→ EXERCISE GOAL
Find the lines holding the string "screenshot" in the data, then copy all of them.

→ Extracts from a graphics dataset
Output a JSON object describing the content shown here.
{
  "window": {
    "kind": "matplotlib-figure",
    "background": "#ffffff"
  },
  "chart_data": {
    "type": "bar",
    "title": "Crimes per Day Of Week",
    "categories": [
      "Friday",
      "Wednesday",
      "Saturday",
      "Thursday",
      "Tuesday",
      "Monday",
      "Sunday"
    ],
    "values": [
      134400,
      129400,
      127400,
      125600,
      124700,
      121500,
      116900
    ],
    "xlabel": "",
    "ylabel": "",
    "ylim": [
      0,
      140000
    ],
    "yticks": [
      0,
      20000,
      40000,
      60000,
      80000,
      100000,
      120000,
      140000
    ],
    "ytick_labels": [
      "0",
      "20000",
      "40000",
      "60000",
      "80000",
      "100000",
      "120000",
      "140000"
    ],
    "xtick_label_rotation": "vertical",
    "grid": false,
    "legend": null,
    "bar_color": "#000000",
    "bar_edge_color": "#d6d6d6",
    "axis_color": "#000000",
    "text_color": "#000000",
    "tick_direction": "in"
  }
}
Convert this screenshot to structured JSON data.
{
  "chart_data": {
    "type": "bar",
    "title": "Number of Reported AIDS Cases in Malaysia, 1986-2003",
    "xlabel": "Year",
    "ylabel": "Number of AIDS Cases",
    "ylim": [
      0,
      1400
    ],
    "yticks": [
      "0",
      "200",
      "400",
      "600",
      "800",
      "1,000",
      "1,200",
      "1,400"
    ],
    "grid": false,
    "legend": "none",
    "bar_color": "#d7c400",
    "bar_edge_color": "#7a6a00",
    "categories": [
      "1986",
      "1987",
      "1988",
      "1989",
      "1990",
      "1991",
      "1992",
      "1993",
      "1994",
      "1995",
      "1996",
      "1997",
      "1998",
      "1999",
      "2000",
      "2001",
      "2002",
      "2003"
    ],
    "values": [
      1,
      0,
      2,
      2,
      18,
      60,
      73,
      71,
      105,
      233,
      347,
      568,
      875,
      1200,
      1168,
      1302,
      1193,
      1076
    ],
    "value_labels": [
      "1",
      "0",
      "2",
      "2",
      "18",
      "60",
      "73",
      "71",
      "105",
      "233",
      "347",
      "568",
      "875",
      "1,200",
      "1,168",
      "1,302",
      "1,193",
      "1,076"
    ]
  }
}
...
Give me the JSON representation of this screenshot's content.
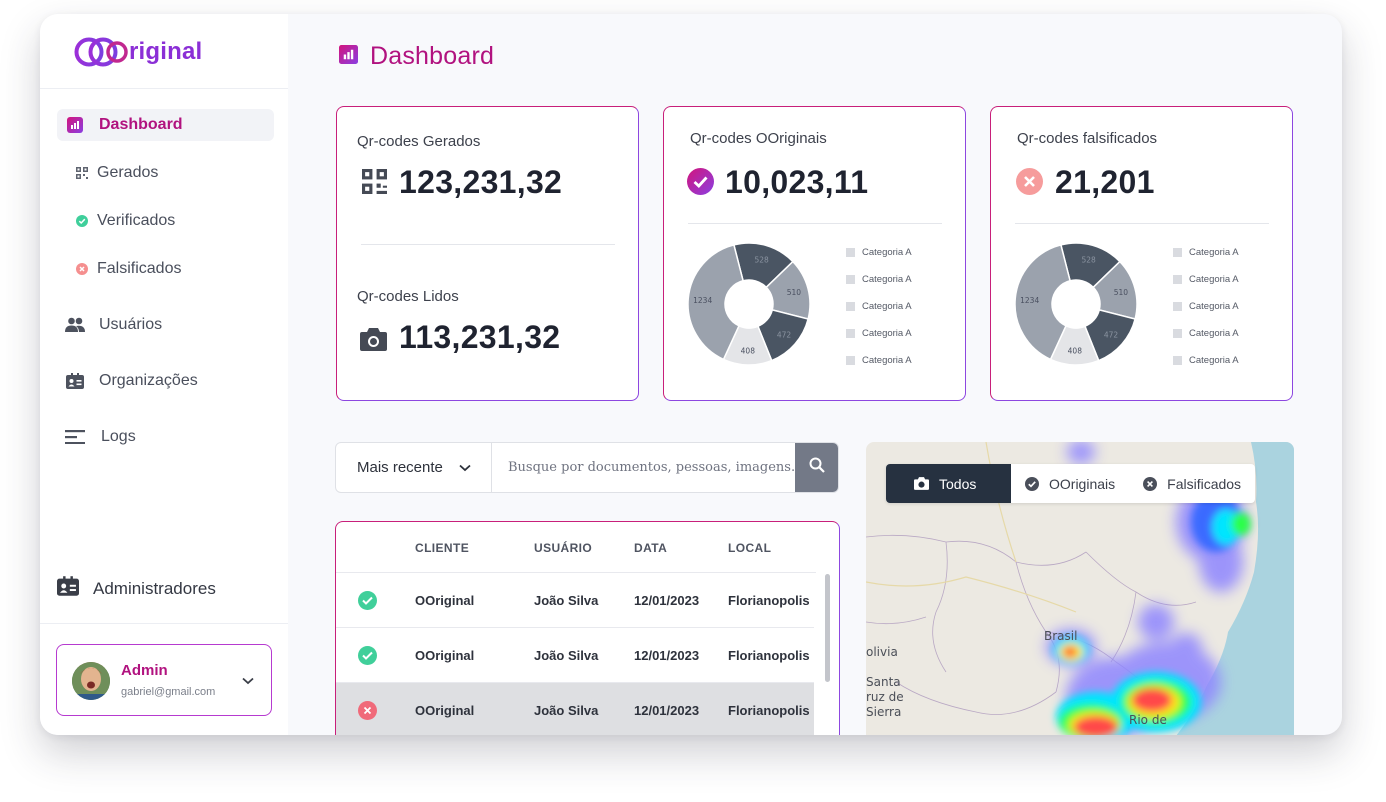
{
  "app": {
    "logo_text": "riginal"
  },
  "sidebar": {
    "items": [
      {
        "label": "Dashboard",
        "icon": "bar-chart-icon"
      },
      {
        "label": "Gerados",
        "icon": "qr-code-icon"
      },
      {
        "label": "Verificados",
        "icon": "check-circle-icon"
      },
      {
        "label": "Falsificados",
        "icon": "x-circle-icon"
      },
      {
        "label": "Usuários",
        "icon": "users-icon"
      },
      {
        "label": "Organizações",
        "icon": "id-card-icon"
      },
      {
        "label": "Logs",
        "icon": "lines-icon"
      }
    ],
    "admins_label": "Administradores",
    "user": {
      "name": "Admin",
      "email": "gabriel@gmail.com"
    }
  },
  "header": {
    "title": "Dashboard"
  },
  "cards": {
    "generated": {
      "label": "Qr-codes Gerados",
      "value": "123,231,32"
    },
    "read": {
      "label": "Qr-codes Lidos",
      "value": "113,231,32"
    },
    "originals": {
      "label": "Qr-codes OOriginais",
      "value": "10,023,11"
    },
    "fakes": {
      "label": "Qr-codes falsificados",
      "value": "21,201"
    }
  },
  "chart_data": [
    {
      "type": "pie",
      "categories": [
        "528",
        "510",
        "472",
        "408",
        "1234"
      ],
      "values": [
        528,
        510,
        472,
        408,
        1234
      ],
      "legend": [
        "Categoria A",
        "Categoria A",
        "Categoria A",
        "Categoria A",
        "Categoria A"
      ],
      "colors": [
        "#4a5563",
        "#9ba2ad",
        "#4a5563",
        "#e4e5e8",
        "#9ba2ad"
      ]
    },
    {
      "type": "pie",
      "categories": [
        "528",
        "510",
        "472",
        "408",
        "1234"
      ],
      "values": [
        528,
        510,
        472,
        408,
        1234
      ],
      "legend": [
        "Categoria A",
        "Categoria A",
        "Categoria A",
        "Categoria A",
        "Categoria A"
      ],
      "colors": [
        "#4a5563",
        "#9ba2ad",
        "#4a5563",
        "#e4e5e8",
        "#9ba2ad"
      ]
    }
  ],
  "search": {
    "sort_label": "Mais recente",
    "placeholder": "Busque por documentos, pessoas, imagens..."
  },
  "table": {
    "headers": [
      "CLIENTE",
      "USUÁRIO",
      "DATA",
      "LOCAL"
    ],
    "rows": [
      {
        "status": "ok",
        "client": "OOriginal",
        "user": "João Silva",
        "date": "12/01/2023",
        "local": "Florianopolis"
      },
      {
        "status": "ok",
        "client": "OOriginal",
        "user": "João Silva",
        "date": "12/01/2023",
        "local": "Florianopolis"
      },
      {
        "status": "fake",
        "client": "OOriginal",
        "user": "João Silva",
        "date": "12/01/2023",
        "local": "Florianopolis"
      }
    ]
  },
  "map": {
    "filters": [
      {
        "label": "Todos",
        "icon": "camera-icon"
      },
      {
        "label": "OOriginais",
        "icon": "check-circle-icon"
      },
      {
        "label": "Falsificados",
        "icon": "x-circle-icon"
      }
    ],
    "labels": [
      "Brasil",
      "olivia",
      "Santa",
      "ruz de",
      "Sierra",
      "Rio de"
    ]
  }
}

→ IN RESPONSE
Convert this screenshot to structured JSON data.
Give me the JSON representation of this screenshot's content.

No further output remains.